## [Raw records]
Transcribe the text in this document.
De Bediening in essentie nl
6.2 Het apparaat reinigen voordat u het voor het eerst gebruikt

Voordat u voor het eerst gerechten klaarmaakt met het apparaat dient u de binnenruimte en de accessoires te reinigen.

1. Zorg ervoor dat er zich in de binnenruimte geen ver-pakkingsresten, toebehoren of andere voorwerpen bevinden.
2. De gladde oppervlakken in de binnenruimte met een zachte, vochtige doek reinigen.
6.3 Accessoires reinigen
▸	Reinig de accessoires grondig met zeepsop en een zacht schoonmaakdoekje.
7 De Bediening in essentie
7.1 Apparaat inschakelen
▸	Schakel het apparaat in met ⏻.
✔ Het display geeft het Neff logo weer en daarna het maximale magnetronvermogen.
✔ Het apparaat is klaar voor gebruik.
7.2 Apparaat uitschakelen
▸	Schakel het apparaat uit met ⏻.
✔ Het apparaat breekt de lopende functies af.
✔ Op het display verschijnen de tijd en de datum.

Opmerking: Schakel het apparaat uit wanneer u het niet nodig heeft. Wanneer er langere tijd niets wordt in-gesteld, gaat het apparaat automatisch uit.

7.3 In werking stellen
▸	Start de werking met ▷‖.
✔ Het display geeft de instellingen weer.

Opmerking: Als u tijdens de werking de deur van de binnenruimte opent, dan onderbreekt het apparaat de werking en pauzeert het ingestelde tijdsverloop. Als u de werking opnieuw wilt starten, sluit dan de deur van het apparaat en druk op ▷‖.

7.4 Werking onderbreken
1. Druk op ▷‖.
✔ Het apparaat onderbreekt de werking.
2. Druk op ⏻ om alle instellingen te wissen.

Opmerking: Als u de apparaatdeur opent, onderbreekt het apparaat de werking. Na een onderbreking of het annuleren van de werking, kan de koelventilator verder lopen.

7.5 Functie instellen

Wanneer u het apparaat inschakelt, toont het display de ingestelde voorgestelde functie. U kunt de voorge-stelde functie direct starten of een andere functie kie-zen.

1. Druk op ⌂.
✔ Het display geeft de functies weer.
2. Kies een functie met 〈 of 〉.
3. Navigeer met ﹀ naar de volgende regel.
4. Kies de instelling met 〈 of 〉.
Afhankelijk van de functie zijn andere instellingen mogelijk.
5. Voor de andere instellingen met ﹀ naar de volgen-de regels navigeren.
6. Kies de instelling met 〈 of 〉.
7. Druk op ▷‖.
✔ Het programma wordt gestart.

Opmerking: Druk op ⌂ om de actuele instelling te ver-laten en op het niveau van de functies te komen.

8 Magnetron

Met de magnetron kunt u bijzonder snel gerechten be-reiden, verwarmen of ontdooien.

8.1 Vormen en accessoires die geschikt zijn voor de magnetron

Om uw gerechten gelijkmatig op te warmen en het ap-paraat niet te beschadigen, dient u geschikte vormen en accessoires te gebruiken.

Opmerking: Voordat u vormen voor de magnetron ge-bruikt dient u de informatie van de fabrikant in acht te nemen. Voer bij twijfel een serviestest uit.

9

## [Your goal]
Restate the listing in full, word for word.

## [Task result]
Transcribe the text in this document.
De Bediening in essentie nl
6.2 Het apparaat reinigen voordat u het voor het eerst gebruikt

Voordat u voor het eerst gerechten klaarmaakt met het apparaat dient u de binnenruimte en de accessoires te reinigen.

1. Zorg ervoor dat er zich in de binnenruimte geen ver-pakkingsresten, toebehoren of andere voorwerpen bevinden.
2. De gladde oppervlakken in de binnenruimte met een zachte, vochtige doek reinigen.
6.3 Accessoires reinigen
▸	Reinig de accessoires grondig met zeepsop en een zacht schoonmaakdoekje.
7 De Bediening in essentie
7.1 Apparaat inschakelen
▸	Schakel het apparaat in met ⏻.
✔ Het display geeft het Neff logo weer en daarna het maximale magnetronvermogen.
✔ Het apparaat is klaar voor gebruik.
7.2 Apparaat uitschakelen
▸	Schakel het apparaat uit met ⏻.
✔ Het apparaat breekt de lopende functies af.
✔ Op het display verschijnen de tijd en de datum.

Opmerking: Schakel het apparaat uit wanneer u het niet nodig heeft. Wanneer er langere tijd niets wordt in-gesteld, gaat het apparaat automatisch uit.

7.3 In werking stellen
▸	Start de werking met ▷‖.
✔ Het display geeft de instellingen weer.

Opmerking: Als u tijdens de werking de deur van de binnenruimte opent, dan onderbreekt het apparaat de werking en pauzeert het ingestelde tijdsverloop. Als u de werking opnieuw wilt starten, sluit dan de deur van het apparaat en druk op ▷‖.

7.4 Werking onderbreken
1. Druk op ▷‖.
✔ Het apparaat onderbreekt de werking.
2. Druk op ⏻ om alle instellingen te wissen.

Opmerking: Als u de apparaatdeur opent, onderbreekt het apparaat de werking. Na een onderbreking of het annuleren van de werking, kan de koelventilator verder lopen.

7.5 Functie instellen

Wanneer u het apparaat inschakelt, toont het display de ingestelde voorgestelde functie. U kunt de voorge-stelde functie direct starten of een andere functie kie-zen.

1. Druk op ⌂.
✔ Het display geeft de functies weer.
2. Kies een functie met 〈 of 〉.
3. Navigeer met ﹀ naar de volgende regel.
4. Kies de instelling met 〈 of 〉.
Afhankelijk van de functie zijn andere instellingen mogelijk.
5. Voor de andere instellingen met ﹀ naar de volgen-de regels navigeren.
6. Kies de instelling met 〈 of 〉.
7. Druk op ▷‖.
✔ Het programma wordt gestart.

Opmerking: Druk op ⌂ om de actuele instelling te ver-laten en op het niveau van de functies te komen.

8 Magnetron

Met de magnetron kunt u bijzonder snel gerechten be-reiden, verwarmen of ontdooien.

8.1 Vormen en accessoires die geschikt zijn voor de magnetron

Om uw gerechten gelijkmatig op te warmen en het ap-paraat niet te beschadigen, dient u geschikte vormen en accessoires te gebruiken.

Opmerking: Voordat u vormen voor de magnetron ge-bruikt dient u de informatie van de fabrikant in acht te nemen. Voer bij twijfel een serviestest uit.

9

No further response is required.